> **EXERCISE**: Return all lines that include the string "right".

(Dataset records on visual material)
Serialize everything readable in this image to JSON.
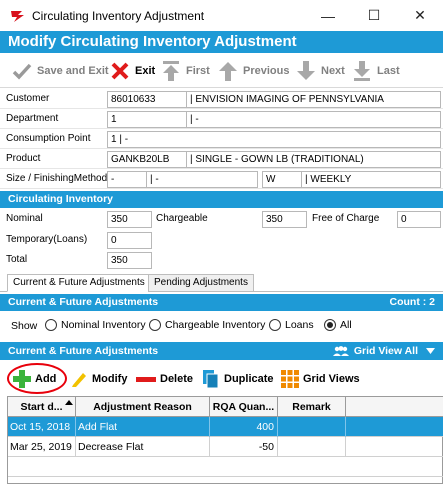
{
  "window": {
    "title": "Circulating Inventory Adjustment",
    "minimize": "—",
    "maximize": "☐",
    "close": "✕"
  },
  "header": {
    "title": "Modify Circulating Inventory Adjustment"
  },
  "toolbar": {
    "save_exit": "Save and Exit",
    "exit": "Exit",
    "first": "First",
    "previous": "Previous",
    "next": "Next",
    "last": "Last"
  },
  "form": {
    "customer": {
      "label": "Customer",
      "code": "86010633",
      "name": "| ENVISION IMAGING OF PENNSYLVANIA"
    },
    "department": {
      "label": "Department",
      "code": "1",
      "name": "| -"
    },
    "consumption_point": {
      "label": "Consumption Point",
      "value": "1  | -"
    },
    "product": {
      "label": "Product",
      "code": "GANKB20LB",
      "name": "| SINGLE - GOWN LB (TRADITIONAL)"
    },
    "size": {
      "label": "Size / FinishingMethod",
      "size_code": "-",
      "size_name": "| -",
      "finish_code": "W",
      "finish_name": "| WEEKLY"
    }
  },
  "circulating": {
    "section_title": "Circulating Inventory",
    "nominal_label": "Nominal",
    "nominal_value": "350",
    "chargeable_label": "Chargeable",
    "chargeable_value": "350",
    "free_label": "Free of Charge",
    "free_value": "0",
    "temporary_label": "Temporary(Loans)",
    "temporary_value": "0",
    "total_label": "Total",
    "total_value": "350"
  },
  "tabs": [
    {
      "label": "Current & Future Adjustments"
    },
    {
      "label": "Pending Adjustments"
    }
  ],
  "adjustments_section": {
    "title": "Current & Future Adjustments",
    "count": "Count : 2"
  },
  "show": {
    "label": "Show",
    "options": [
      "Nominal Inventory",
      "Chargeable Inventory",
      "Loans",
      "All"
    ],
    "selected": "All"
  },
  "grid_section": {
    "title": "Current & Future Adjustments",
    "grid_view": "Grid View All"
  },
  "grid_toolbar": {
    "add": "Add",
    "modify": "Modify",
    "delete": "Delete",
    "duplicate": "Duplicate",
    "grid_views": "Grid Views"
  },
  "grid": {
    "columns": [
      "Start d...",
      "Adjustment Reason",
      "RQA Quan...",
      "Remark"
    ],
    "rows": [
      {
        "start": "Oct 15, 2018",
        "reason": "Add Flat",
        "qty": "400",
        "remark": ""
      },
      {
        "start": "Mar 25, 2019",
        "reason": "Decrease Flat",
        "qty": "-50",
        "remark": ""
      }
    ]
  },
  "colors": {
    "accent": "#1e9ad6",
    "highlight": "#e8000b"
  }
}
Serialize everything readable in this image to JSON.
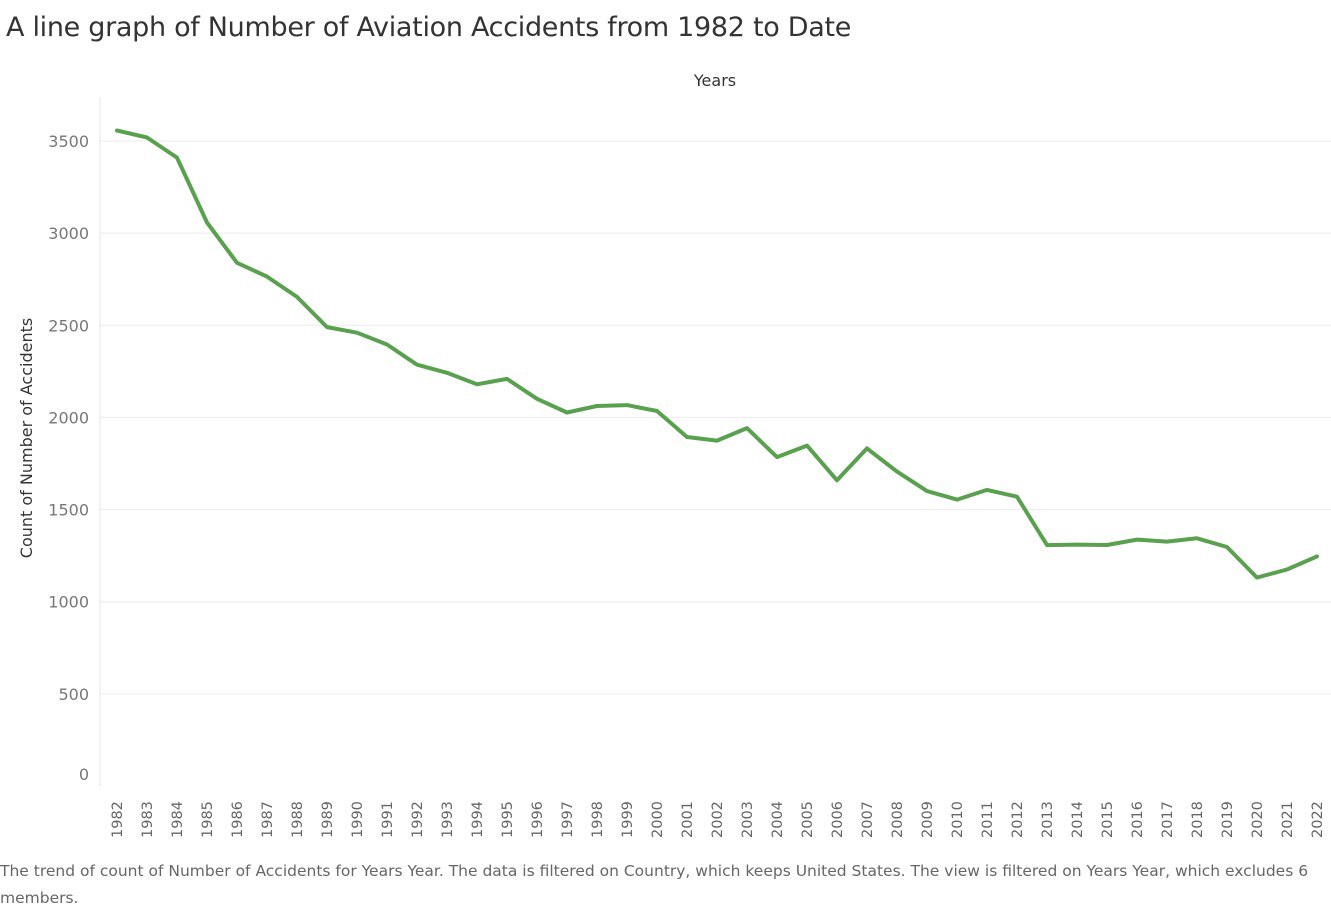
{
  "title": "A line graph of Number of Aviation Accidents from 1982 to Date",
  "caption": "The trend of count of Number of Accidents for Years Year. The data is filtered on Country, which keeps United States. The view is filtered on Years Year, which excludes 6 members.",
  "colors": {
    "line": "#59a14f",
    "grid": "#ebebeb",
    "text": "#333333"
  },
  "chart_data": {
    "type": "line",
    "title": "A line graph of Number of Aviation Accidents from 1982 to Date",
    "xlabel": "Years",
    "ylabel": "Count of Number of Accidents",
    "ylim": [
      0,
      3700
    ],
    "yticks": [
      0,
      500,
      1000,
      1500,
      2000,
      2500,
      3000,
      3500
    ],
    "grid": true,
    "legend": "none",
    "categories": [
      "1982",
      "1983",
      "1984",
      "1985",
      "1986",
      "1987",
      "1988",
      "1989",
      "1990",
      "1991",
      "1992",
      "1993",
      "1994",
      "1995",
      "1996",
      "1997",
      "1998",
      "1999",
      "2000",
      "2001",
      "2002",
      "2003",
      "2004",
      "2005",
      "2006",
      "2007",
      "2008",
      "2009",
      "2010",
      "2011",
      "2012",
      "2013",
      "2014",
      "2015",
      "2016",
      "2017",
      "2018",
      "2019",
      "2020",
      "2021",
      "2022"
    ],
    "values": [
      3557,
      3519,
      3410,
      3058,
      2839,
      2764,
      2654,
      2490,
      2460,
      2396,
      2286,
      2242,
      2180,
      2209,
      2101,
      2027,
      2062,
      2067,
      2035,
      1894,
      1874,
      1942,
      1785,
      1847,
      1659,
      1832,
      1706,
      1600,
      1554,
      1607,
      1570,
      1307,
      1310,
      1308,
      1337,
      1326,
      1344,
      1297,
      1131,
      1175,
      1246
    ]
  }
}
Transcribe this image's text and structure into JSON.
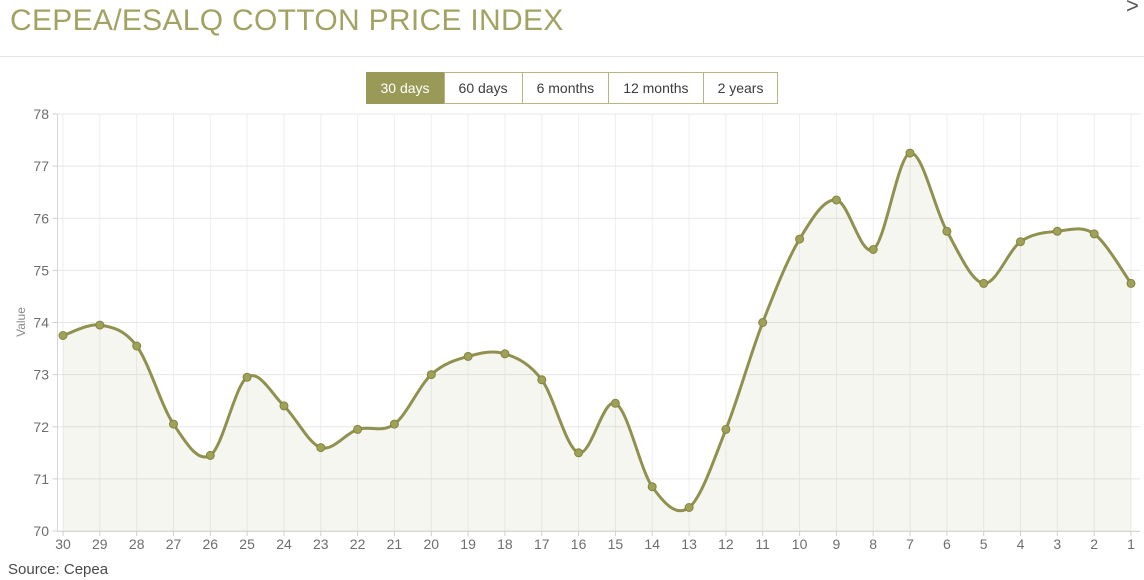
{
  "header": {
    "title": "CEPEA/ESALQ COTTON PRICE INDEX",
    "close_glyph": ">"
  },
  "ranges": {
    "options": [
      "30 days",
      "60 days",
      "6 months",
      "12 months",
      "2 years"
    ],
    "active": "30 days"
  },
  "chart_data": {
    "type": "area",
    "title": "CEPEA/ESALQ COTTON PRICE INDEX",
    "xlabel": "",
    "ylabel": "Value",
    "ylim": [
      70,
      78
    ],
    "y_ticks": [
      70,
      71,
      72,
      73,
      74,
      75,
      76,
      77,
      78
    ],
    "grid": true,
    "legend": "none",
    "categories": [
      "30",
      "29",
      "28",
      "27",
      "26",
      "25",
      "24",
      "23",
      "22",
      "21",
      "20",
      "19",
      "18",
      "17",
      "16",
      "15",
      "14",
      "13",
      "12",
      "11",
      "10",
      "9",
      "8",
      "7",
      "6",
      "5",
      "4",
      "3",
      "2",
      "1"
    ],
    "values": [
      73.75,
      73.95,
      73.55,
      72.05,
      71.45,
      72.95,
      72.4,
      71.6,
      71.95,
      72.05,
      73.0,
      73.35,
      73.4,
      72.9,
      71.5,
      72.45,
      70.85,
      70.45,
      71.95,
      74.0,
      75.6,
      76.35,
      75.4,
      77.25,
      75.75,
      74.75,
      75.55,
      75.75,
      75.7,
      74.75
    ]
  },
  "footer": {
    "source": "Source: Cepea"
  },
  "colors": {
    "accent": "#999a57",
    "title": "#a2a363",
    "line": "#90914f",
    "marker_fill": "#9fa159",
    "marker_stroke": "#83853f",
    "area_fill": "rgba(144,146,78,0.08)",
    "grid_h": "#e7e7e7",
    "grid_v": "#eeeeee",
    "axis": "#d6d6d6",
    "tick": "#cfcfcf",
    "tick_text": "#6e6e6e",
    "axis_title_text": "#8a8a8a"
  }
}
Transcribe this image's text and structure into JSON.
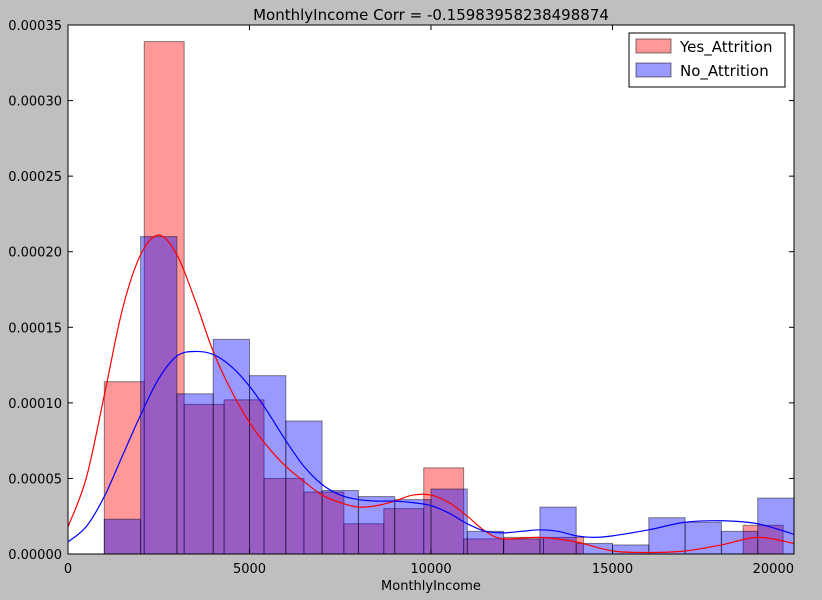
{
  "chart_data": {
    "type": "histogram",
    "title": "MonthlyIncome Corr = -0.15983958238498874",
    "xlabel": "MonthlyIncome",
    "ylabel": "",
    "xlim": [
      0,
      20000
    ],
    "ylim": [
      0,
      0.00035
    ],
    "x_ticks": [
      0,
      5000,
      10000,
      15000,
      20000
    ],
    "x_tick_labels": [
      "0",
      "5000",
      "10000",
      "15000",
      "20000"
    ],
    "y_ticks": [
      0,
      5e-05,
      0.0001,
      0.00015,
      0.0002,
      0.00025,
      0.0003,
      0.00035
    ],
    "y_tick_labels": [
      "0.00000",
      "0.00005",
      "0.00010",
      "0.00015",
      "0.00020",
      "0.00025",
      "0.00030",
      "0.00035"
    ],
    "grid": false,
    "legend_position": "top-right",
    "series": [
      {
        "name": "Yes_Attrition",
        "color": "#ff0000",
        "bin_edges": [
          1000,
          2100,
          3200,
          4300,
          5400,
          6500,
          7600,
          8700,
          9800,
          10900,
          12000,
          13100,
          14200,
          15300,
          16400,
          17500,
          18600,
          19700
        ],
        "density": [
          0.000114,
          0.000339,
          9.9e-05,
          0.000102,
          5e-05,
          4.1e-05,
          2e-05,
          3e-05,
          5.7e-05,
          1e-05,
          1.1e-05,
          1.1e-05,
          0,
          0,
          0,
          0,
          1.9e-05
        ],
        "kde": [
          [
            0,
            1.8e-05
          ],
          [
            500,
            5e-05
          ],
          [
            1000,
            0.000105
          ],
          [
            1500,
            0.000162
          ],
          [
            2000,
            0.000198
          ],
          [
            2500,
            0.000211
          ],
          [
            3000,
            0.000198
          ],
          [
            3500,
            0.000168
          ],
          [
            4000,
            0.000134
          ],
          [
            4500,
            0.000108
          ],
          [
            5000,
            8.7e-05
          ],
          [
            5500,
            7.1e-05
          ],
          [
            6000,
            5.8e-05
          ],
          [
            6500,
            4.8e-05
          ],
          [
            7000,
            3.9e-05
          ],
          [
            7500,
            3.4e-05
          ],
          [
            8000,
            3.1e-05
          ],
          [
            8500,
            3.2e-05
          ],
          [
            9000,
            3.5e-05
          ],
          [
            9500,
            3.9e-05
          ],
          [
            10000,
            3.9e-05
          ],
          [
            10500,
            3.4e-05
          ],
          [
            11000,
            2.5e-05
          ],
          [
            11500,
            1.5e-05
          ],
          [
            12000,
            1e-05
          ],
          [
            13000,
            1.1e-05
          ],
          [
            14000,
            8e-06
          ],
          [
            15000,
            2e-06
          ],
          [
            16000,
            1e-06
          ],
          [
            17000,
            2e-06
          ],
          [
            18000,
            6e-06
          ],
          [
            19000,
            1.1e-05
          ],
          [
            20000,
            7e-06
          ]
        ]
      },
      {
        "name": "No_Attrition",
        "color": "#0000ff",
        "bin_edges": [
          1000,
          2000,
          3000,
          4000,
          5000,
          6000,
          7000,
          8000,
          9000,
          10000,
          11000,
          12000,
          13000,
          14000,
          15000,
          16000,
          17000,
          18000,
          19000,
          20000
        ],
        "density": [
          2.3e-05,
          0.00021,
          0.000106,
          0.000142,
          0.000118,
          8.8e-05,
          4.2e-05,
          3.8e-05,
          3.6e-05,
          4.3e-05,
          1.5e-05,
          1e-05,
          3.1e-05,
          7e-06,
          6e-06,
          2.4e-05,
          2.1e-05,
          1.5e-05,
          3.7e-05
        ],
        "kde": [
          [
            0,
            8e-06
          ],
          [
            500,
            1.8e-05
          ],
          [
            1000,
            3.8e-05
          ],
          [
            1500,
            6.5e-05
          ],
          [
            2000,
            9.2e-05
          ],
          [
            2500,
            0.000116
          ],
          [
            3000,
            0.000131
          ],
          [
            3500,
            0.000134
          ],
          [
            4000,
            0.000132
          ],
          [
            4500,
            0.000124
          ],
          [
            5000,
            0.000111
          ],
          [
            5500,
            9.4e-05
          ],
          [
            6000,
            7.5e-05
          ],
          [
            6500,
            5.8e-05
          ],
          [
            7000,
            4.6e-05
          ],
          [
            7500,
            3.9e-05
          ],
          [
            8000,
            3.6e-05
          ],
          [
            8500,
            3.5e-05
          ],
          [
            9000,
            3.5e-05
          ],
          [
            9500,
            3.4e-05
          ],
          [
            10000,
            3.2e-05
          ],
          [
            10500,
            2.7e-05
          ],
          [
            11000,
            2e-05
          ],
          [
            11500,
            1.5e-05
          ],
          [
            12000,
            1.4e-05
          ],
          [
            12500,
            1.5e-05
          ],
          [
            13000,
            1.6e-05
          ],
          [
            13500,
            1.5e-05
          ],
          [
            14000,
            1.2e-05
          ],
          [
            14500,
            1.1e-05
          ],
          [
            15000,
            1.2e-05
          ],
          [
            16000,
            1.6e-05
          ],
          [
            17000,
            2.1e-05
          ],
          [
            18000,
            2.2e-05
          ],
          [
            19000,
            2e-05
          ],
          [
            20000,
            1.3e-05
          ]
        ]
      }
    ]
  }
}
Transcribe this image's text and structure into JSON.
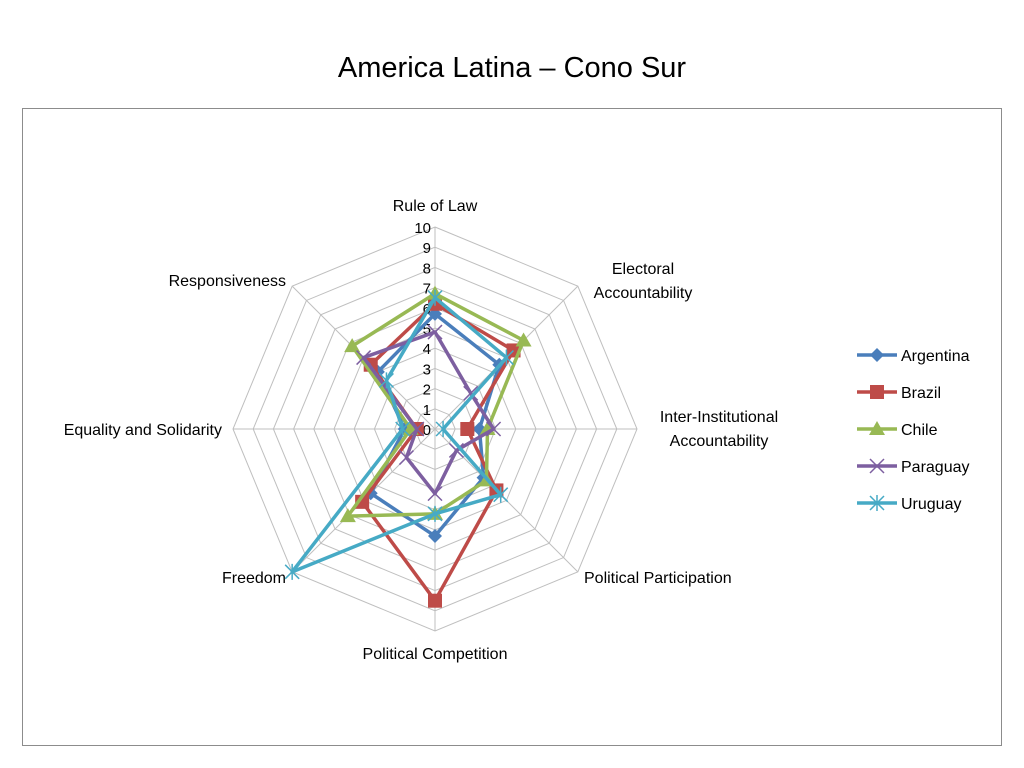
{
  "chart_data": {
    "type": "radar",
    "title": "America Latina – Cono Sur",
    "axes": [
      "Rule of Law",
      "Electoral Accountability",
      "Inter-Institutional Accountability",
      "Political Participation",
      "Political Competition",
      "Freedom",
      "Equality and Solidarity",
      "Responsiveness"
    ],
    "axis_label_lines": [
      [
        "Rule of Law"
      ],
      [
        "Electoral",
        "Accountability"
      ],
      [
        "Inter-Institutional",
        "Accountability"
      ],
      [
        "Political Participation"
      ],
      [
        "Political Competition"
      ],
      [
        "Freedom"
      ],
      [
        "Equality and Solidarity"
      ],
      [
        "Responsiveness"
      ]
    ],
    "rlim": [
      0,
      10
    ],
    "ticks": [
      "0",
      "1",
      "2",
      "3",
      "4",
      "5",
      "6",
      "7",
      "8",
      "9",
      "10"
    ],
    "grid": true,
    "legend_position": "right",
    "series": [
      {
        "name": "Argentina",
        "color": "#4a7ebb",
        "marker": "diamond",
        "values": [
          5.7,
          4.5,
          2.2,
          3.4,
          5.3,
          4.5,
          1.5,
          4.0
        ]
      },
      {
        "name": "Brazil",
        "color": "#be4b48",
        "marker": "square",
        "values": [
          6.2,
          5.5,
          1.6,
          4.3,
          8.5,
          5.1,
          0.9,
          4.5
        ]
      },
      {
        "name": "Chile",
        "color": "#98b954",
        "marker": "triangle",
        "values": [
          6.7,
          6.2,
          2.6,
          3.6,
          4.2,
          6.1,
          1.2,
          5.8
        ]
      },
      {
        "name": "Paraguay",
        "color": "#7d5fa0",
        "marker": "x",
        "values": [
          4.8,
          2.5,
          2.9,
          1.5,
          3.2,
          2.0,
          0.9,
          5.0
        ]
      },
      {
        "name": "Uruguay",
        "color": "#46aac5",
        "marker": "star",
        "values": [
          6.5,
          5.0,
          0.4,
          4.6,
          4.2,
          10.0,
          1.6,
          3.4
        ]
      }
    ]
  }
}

> **CORRECT OUTPUT**:
    "legend_position": "top-right",
    "legend_position": "right",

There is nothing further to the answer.